(WHAT IS REQUIRED)
Reproduce exactly the lines from the one containing "Transcribe this image's" through the last line of the records below, both included, and nothing else.
start
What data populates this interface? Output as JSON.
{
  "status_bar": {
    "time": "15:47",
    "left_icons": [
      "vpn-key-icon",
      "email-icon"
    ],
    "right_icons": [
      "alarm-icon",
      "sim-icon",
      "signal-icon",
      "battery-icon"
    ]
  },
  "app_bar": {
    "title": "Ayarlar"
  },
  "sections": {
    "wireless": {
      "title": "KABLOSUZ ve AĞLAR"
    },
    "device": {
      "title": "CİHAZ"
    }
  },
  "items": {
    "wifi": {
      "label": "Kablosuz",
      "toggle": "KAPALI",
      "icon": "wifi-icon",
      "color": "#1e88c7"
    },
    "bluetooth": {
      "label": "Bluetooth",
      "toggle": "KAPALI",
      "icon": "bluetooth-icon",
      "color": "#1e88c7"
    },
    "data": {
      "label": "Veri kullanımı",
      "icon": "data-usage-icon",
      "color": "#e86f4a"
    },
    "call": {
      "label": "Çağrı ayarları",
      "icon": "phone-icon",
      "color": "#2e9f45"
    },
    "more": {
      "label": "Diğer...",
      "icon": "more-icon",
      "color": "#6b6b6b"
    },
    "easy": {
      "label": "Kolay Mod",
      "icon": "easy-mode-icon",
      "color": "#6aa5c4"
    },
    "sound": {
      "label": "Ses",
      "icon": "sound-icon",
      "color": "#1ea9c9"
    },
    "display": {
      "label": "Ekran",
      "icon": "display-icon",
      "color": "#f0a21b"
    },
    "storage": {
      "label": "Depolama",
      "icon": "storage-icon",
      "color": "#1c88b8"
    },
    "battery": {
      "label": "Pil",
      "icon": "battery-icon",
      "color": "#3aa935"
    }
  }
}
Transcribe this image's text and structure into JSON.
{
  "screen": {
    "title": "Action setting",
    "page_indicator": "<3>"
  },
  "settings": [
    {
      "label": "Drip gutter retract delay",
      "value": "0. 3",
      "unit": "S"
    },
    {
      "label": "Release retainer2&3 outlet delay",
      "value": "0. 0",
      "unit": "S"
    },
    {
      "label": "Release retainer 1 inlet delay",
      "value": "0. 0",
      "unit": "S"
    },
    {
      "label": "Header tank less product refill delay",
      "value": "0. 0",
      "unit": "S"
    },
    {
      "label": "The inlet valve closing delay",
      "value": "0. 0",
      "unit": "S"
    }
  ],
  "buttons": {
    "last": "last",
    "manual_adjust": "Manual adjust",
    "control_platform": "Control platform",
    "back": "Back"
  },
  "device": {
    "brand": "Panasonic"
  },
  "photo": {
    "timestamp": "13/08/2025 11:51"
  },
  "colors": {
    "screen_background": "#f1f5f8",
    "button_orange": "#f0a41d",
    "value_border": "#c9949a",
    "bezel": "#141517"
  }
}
end
(COMPLETED EXERCISE)
Transcribe this image's text and structure into JSON.
{
  "screen": {
    "title": "Action setting",
    "page_indicator": "<3>"
  },
  "settings": [
    {
      "label": "Drip gutter retract delay",
      "value": "0. 3",
      "unit": "S"
    },
    {
      "label": "Release retainer2&3 outlet delay",
      "value": "0. 0",
      "unit": "S"
    },
    {
      "label": "Release retainer 1 inlet delay",
      "value": "0. 0",
      "unit": "S"
    },
    {
      "label": "Header tank less product refill delay",
      "value": "0. 0",
      "unit": "S"
    },
    {
      "label": "The inlet valve closing delay",
      "value": "0. 0",
      "unit": "S"
    }
  ],
  "buttons": {
    "last": "last",
    "manual_adjust": "Manual adjust",
    "control_platform": "Control platform",
    "back": "Back"
  },
  "device": {
    "brand": "Panasonic"
  },
  "photo": {
    "timestamp": "13/08/2025 11:51"
  },
  "colors": {
    "screen_background": "#f1f5f8",
    "button_orange": "#f0a41d",
    "value_border": "#c9949a",
    "bezel": "#141517"
  }
}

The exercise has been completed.